**INPUT:**
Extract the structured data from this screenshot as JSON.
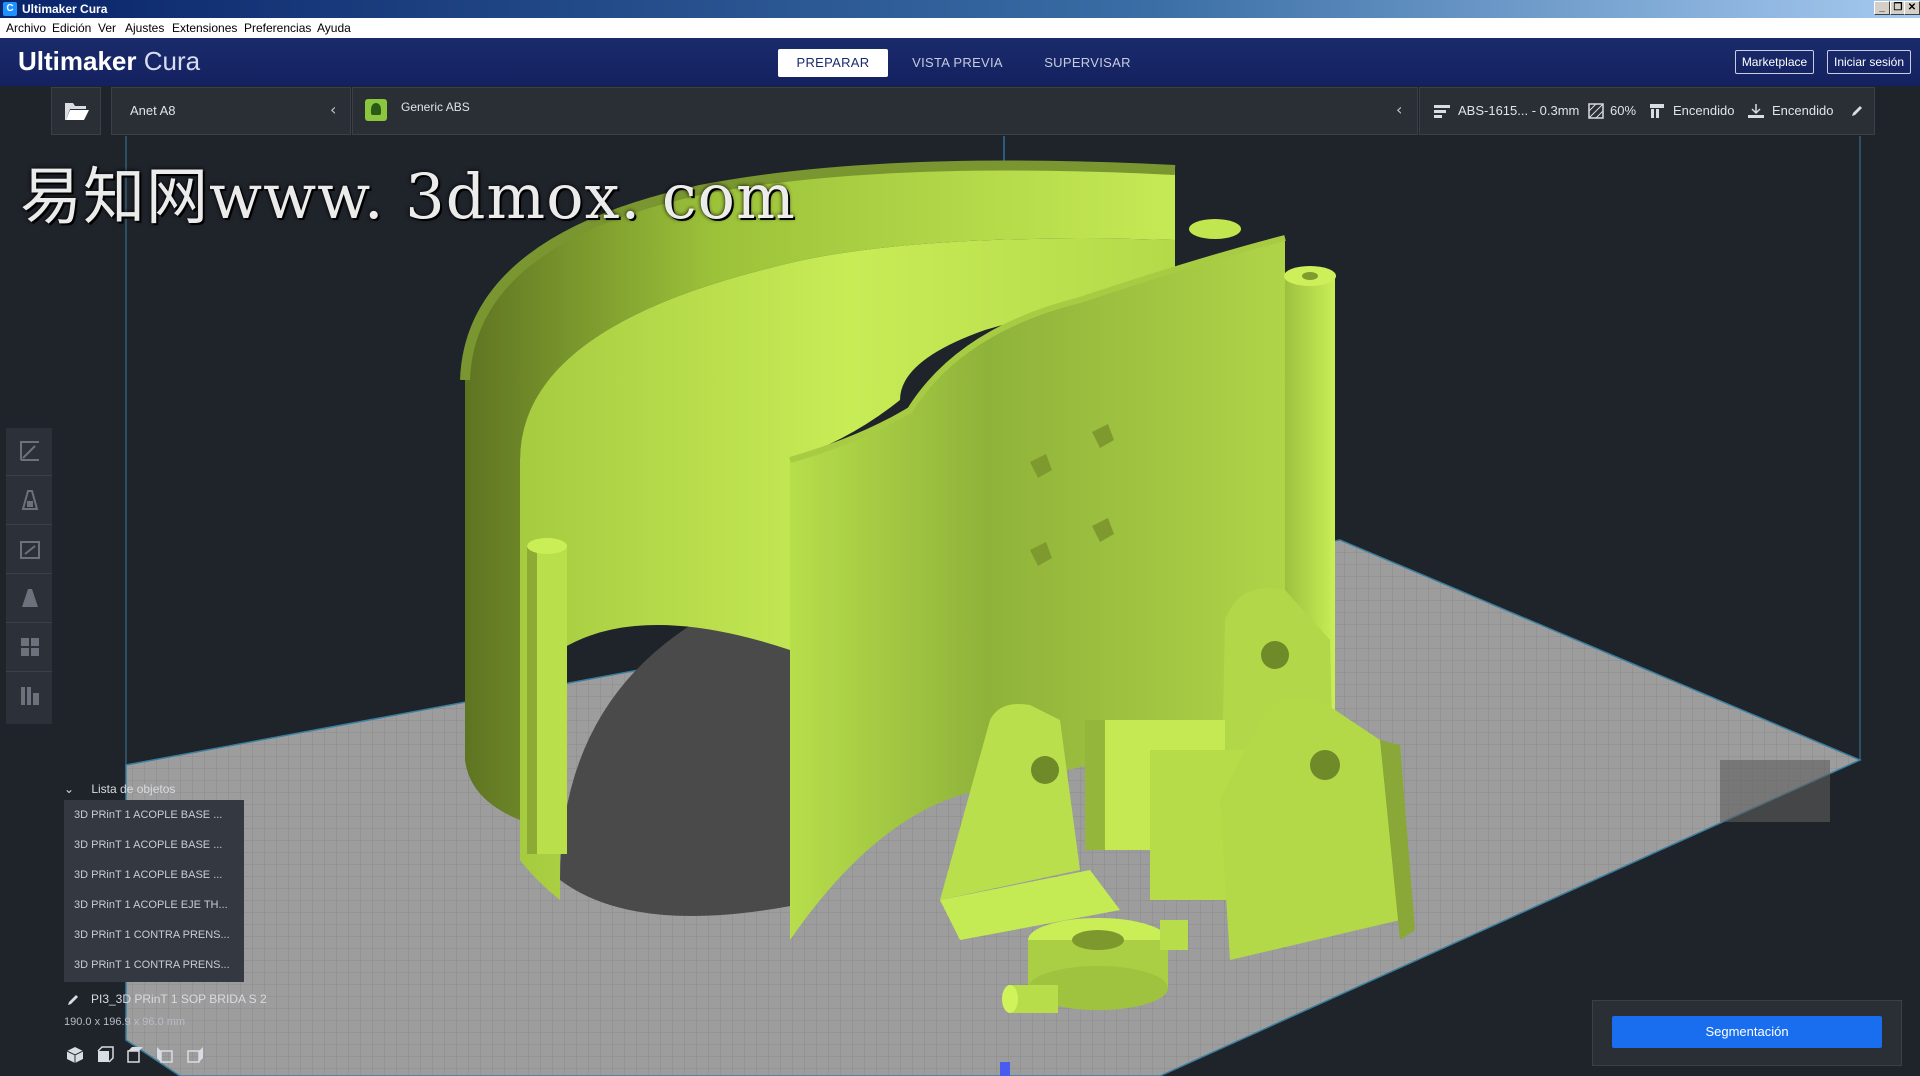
{
  "window": {
    "title": "Ultimaker Cura",
    "controls": [
      "_",
      "❐",
      "✕"
    ]
  },
  "menubar": {
    "items": [
      "Archivo",
      "Edición",
      "Ver",
      "Ajustes",
      "Extensiones",
      "Preferencias",
      "Ayuda"
    ]
  },
  "header": {
    "brand_bold": "Ultimaker",
    "brand_light": "Cura",
    "tabs": [
      {
        "label": "PREPARAR",
        "active": true
      },
      {
        "label": "VISTA PREVIA",
        "active": false
      },
      {
        "label": "SUPERVISAR",
        "active": false
      }
    ],
    "marketplace_label": "Marketplace",
    "signin_label": "Iniciar sesión",
    "color": "#142160"
  },
  "stage": {
    "folder_icon": "folder-open-icon",
    "printer": "Anet A8",
    "material": "Generic ABS",
    "profile": "ABS-1615... - 0.3mm",
    "infill": "60%",
    "support": "Encendido",
    "adhesion": "Encendido"
  },
  "tools": [
    "move-icon",
    "scale-icon",
    "rotate-icon",
    "mirror-icon",
    "per-model-settings-icon",
    "support-blocker-icon"
  ],
  "object_list": {
    "header": "Lista de objetos",
    "items": [
      "3D PRinT 1   ACOPLE BASE ...",
      "3D PRinT 1   ACOPLE BASE ...",
      "3D PRinT 1   ACOPLE BASE ...",
      "3D PRinT 1   ACOPLE EJE TH...",
      "3D PRinT 1   CONTRA PRENS...",
      "3D PRinT 1   CONTRA PRENS..."
    ],
    "selected_name": "PI3_3D PRinT 1   SOP BRIDA S 2",
    "selected_dims": "190.0 x 196.9 x 96.0 mm"
  },
  "view_buttons": [
    "3d-view-icon",
    "front-view-icon",
    "top-view-icon",
    "left-view-icon",
    "right-view-icon"
  ],
  "slice": {
    "label": "Segmentación",
    "color": "#196ef0"
  },
  "watermark": "易知网www. 3dmox. com",
  "colors": {
    "model": "#b8e04a",
    "build_plate": "#9a9a9a",
    "background": "#1f232a"
  }
}
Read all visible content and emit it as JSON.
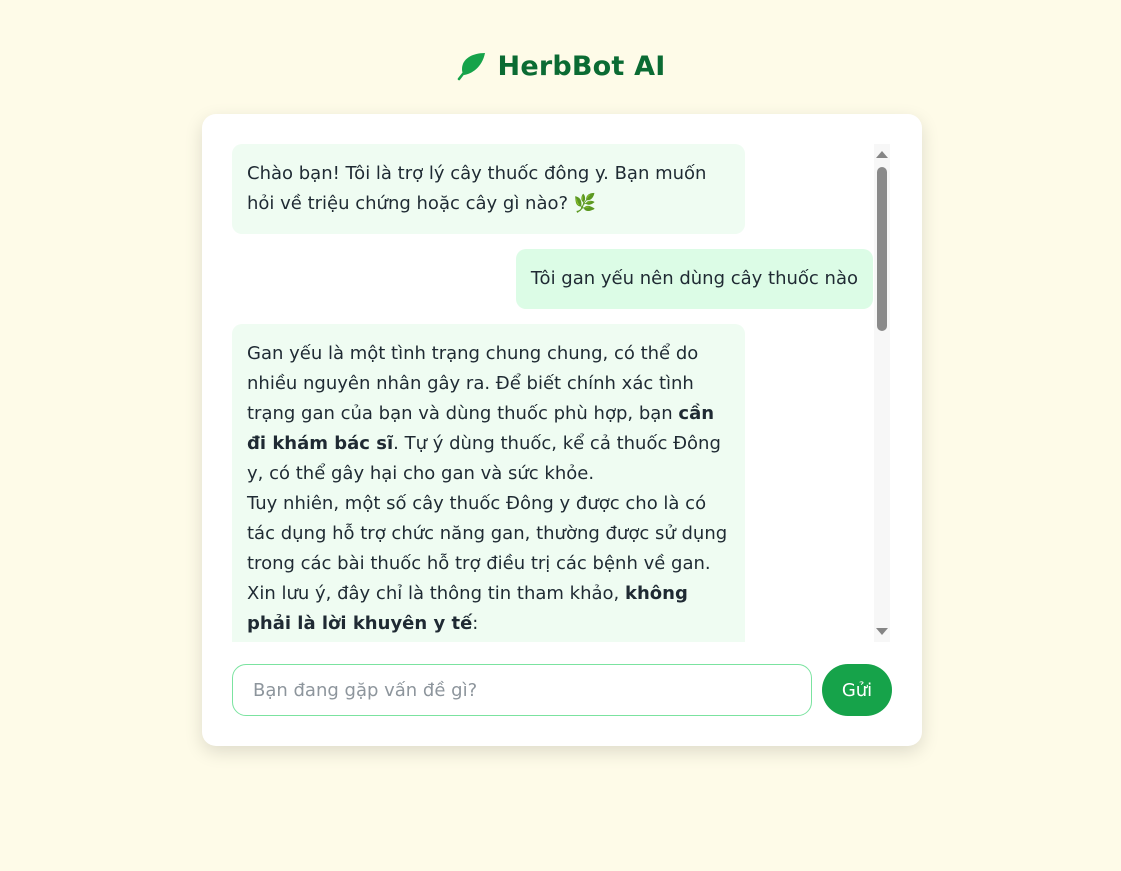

**SET PROBLEM:**
Identify lines with the string "Encendido". Copy each one.

**THE RESPONSE:**
    "support": "Encendido",
    "adhesion": "Encendido"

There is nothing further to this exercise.